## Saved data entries
** begin **

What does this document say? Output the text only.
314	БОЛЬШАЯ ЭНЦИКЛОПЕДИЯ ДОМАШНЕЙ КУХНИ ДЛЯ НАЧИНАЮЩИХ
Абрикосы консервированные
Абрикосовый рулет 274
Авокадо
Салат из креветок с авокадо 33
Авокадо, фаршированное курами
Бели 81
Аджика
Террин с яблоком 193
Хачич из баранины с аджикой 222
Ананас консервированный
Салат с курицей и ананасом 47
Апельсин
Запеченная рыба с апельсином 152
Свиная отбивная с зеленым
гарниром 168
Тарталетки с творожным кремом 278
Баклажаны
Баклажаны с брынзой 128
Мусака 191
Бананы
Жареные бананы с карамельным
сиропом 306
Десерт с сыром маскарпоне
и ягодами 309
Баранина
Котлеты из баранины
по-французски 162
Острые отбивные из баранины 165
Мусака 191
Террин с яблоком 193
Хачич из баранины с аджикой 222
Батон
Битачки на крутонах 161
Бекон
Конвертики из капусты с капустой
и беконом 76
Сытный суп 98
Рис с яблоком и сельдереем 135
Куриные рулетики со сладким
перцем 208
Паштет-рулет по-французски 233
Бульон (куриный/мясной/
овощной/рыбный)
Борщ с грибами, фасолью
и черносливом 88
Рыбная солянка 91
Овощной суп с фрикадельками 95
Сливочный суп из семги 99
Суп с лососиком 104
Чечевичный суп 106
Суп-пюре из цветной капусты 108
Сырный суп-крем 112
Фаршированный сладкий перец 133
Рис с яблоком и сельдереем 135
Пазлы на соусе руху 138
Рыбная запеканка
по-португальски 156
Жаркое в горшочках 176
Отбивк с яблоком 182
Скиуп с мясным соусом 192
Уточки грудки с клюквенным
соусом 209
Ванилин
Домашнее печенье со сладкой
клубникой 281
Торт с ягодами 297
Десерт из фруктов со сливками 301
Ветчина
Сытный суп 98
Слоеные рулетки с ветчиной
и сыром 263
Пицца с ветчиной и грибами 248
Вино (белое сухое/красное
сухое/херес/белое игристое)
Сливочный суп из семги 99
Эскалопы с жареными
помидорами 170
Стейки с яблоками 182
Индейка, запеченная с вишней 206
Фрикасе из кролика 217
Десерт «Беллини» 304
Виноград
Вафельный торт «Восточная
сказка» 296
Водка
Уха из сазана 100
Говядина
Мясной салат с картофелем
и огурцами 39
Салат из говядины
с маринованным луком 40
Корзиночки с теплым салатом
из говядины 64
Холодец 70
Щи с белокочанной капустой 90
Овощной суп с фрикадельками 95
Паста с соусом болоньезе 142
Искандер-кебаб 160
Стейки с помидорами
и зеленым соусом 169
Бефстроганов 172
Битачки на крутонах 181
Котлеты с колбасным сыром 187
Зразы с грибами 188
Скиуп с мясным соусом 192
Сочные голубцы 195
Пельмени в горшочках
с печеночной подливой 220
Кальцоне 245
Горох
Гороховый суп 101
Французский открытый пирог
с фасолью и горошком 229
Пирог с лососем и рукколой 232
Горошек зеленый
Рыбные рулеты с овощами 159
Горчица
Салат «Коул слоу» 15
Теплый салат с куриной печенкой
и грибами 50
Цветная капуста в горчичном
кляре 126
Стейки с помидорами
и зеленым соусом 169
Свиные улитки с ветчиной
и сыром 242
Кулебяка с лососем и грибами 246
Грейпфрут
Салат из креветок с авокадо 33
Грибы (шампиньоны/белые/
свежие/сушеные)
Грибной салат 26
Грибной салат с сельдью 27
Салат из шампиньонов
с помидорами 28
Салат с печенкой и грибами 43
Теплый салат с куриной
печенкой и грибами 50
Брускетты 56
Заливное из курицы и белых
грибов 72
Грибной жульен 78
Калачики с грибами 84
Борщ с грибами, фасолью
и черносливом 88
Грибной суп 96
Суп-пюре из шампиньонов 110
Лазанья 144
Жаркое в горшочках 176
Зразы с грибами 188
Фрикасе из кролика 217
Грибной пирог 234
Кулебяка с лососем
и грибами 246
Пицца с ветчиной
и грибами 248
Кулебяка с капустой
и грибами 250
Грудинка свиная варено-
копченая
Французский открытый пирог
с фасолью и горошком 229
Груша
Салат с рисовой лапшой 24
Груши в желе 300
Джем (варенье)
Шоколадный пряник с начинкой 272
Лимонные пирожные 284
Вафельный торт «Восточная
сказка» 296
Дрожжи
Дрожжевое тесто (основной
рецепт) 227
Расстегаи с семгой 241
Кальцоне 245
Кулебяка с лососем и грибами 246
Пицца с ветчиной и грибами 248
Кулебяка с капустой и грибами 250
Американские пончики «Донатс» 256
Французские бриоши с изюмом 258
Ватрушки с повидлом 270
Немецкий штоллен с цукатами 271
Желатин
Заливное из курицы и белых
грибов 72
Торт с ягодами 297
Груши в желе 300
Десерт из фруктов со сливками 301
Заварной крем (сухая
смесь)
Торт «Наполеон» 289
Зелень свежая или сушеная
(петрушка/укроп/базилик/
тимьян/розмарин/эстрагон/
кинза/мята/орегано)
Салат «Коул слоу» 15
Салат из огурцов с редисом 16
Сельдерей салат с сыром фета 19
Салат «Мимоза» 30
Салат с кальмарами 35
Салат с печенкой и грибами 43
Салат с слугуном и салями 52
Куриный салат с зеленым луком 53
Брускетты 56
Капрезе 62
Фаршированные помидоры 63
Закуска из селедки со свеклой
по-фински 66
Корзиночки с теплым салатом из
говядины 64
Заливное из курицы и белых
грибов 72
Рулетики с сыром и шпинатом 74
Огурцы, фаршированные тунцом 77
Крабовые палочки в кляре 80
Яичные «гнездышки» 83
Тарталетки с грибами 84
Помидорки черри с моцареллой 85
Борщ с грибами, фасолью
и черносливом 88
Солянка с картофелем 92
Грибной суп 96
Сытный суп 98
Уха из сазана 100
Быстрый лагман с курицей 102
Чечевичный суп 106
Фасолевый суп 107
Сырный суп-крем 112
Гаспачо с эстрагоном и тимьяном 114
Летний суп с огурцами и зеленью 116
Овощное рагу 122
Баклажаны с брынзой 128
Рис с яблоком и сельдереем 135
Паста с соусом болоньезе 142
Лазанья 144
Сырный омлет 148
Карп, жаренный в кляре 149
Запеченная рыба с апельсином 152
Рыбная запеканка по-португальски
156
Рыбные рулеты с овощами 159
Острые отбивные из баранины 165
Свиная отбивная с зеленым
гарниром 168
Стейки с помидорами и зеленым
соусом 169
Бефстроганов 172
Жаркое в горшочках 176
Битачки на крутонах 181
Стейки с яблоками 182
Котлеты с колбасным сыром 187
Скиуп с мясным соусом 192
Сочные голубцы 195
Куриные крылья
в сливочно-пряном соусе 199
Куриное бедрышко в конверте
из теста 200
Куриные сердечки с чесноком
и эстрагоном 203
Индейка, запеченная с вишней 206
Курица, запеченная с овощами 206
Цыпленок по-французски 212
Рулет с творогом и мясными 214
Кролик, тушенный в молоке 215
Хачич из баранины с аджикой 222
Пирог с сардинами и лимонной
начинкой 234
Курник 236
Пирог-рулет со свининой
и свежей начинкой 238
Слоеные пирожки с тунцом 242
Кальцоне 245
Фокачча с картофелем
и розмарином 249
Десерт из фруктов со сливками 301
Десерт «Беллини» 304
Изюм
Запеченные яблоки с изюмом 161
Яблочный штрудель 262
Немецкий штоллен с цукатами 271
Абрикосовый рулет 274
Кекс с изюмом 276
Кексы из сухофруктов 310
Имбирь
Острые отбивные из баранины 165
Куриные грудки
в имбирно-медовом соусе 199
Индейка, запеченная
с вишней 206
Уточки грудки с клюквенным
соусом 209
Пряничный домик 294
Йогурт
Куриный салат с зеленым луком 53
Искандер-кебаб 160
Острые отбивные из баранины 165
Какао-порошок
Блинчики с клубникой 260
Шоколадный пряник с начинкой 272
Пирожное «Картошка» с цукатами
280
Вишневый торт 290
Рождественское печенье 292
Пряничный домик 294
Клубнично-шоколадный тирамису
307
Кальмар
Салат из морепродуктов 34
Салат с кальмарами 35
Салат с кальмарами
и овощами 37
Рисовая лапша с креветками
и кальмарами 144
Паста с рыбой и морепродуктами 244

** end **

## TASK TO COMPLETE
Each line that contains the string "Рыбная" counts once; say how many there are and nothing else.

## FULL OUTPUT
3